## Data records
####################

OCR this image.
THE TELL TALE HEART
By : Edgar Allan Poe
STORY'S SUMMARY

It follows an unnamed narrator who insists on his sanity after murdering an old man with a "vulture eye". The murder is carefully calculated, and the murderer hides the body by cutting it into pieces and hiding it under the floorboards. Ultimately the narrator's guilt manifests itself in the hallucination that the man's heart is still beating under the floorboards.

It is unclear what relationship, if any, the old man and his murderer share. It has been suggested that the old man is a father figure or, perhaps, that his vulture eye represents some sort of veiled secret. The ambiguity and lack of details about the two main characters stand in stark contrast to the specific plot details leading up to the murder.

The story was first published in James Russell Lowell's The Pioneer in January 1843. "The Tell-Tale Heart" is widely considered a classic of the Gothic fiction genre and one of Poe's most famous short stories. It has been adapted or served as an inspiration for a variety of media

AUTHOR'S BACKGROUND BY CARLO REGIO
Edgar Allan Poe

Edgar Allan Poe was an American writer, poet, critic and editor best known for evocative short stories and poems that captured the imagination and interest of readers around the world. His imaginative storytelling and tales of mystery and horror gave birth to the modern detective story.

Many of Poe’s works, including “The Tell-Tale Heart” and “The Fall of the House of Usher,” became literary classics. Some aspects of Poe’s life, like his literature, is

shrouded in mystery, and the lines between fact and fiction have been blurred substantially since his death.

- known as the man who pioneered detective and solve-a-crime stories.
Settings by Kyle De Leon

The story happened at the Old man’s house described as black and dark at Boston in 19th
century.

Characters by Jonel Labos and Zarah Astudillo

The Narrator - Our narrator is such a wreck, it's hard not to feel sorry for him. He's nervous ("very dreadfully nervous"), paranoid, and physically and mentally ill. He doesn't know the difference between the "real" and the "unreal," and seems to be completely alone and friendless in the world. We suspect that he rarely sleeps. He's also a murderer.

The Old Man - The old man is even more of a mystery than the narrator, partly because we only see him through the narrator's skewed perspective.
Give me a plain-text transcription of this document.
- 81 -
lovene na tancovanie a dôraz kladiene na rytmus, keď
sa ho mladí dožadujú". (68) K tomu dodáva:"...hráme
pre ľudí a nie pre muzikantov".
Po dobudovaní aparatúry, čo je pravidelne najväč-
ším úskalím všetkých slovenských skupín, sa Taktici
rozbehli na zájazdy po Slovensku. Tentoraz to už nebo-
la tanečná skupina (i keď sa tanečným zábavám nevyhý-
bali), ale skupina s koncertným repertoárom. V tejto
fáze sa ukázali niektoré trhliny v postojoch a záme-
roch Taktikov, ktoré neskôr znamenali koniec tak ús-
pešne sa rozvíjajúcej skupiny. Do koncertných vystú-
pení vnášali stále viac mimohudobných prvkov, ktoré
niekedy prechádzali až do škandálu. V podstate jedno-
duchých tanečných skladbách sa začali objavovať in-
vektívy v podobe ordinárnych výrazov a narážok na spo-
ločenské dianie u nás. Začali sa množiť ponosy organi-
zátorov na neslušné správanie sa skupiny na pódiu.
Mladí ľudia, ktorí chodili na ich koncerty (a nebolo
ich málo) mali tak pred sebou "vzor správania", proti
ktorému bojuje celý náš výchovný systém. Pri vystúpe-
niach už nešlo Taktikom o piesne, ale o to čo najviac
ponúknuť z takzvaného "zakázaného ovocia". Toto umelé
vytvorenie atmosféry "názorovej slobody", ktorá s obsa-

####################

## PROMPT
Print back all the lines verbatim.

## TASK RESULT
OCR this image.
THE TELL TALE HEART
By : Edgar Allan Poe
STORY'S SUMMARY

It follows an unnamed narrator who insists on his sanity after murdering an old man with a "vulture eye". The murder is carefully calculated, and the murderer hides the body by cutting it into pieces and hiding it under the floorboards. Ultimately the narrator's guilt manifests itself in the hallucination that the man's heart is still beating under the floorboards.

It is unclear what relationship, if any, the old man and his murderer share. It has been suggested that the old man is a father figure or, perhaps, that his vulture eye represents some sort of veiled secret. The ambiguity and lack of details about the two main characters stand in stark contrast to the specific plot details leading up to the murder.

The story was first published in James Russell Lowell's The Pioneer in January 1843. "The Tell-Tale Heart" is widely considered a classic of the Gothic fiction genre and one of Poe's most famous short stories. It has been adapted or served as an inspiration for a variety of media

AUTHOR'S BACKGROUND BY CARLO REGIO
Edgar Allan Poe

Edgar Allan Poe was an American writer, poet, critic and editor best known for evocative short stories and poems that captured the imagination and interest of readers around the world. His imaginative storytelling and tales of mystery and horror gave birth to the modern detective story.

Many of Poe’s works, including “The Tell-Tale Heart” and “The Fall of the House of Usher,” became literary classics. Some aspects of Poe’s life, like his literature, is

shrouded in mystery, and the lines between fact and fiction have been blurred substantially since his death.

- known as the man who pioneered detective and solve-a-crime stories.
Settings by Kyle De Leon

The story happened at the Old man’s house described as black and dark at Boston in 19th
century.

Characters by Jonel Labos and Zarah Astudillo

The Narrator - Our narrator is such a wreck, it's hard not to feel sorry for him. He's nervous ("very dreadfully nervous"), paranoid, and physically and mentally ill. He doesn't know the difference between the "real" and the "unreal," and seems to be completely alone and friendless in the world. We suspect that he rarely sleeps. He's also a murderer.

The Old Man - The old man is even more of a mystery than the narrator, partly because we only see him through the narrator's skewed perspective.
Give me a plain-text transcription of this document.
- 81 -
lovene na tancovanie a dôraz kladiene na rytmus, keď
sa ho mladí dožadujú". (68) K tomu dodáva:"...hráme
pre ľudí a nie pre muzikantov".
Po dobudovaní aparatúry, čo je pravidelne najväč-
ším úskalím všetkých slovenských skupín, sa Taktici
rozbehli na zájazdy po Slovensku. Tentoraz to už nebo-
la tanečná skupina (i keď sa tanečným zábavám nevyhý-
bali), ale skupina s koncertným repertoárom. V tejto
fáze sa ukázali niektoré trhliny v postojoch a záme-
roch Taktikov, ktoré neskôr znamenali koniec tak ús-
pešne sa rozvíjajúcej skupiny. Do koncertných vystú-
pení vnášali stále viac mimohudobných prvkov, ktoré
niekedy prechádzali až do škandálu. V podstate jedno-
duchých tanečných skladbách sa začali objavovať in-
vektívy v podobe ordinárnych výrazov a narážok na spo-
ločenské dianie u nás. Začali sa množiť ponosy organi-
zátorov na neslušné správanie sa skupiny na pódiu.
Mladí ľudia, ktorí chodili na ich koncerty (a nebolo
ich málo) mali tak pred sebou "vzor správania", proti
ktorému bojuje celý náš výchovný systém. Pri vystúpe-
niach už nešlo Taktikom o piesne, ale o to čo najviac
ponúknuť z takzvaného "zakázaného ovocia". Toto umelé
vytvorenie atmosféry "názorovej slobody", ktorá s obsa-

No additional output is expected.